• **Excerpted text**
——————————

“Now, in just a few minutes these doors are going to open and you’ll have the opportunity to put all the things you learned today into action… does everyone have their resumes ready?”
I was standing in the middle of a hotel lobby in Newport, Rhode Island, surrounded by a slew of undergraduates wearing bad khakis and ballet flats and praying for the life of me that I might disappear. That the roof might cave in. That anything would transpire to keep me from heading into the gauntlet to “network.”
I was attending a leadership conference. I was a senior in college and all sorts of antsy about my future and the “real world.” Networking would be the creme brulee of the evening and we’d be unleashed into a room full of professionals who were “supposedly” interested in what we had to say.
We’d spent the afternoon learning how to balance cups and dishes at swanky cocktail parties while keeping a hand free to spit out resumes and business cards like ammo. I’d cringed & cowered, feeling fake and phony as I presented my budding skills to a business professional who already knew I might as well be saying, “I want you to give me a job… a connection… a lead… Give. Me. Give. Me. Give. Me.”
Perhaps I stink at networking.
Perhaps my only craving has ever been to sit Indian-style in the middle of an open room with you and talk about what kinds of things keep you up at night. Perhaps that is my version of connection. Perhaps it has gotten me exactly where I am today. And perhaps the world doesn’t quite agree.
Either way, our culture has done a lot to jack up this concept of Networking. We think of stale suits and girls with their hair all stiffened into buns. Cardboard interactions. Awkward conversations as one fumbles to find a connecting point and we all just agree that there are no job outs there (that’s a lie… there are plenty of jobs out there. Please stop listening to the people who say there isn’t.).
Networking, when you get down to the bones of it, looks a lot like friendship. A lot like actual connections. A lot like dream sharing. A lot like something I would actually do if taught right. And so I’ve dedicated this blog post to the best practices I’ve learned while networking. I’ve appropriately entitled it “How to Network Like a B.O.S.S.”
I might be raw. I might be point blank honest. But folks, I just want to be real with you. You down? Cool!
Quit treating it like it’s a dang game.
We are human beings. We go through similar things. Life is tough. Am I right?
At one point you need something. At another point I need something. Get down to the grit of me, care about how I am doing, get to know me, see how I could really help you.
Networking is not a game. It’s not a savvy straight line to the job of your dreams. It’s about conversation. It’s about collaboration. It’s about stepping outside the lines of “do this” and “do that” to just talk to someone openly and honestly. It’s about opening up to someone, “Listen… I’ve got this dream… I’m wondering what you think of it…”
So… um… What do you want?
Be clear on it. Know it better than you know the freckles on your knuckles (maybe I am the only one with freckles on my knuckles?). No one can put the words of what you need into your own mouth so you best get comfortable with speaking on it yourself.

——————————

• **Data section**
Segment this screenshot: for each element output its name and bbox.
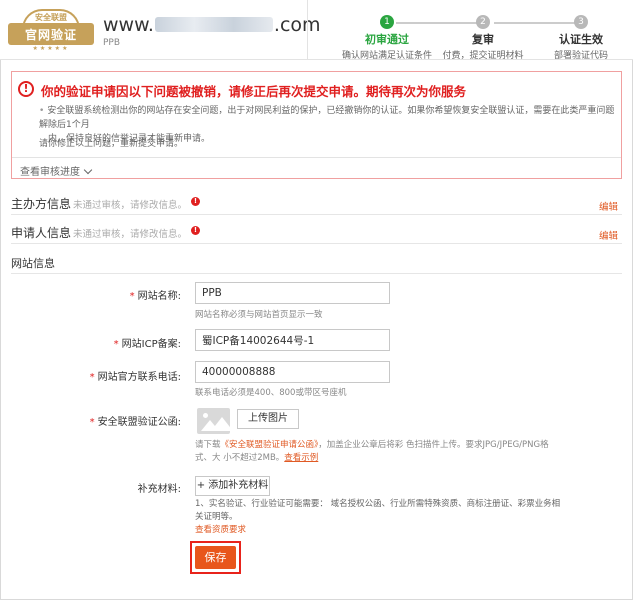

——————————

• **What is needed**
Transcribe part of the blog post on networking, starting at the words "Perhaps I stink" and ending after "doesn’t quite agree.". None of the material is needed here.

• **Task response**
Perhaps I stink at networking.
Perhaps my only craving has ever been to sit Indian-style in the middle of an open room with you and talk about what kinds of things keep you up at night. Perhaps that is my version of connection. Perhaps it has gotten me exactly where I am today. And perhaps the world doesn’t quite agree.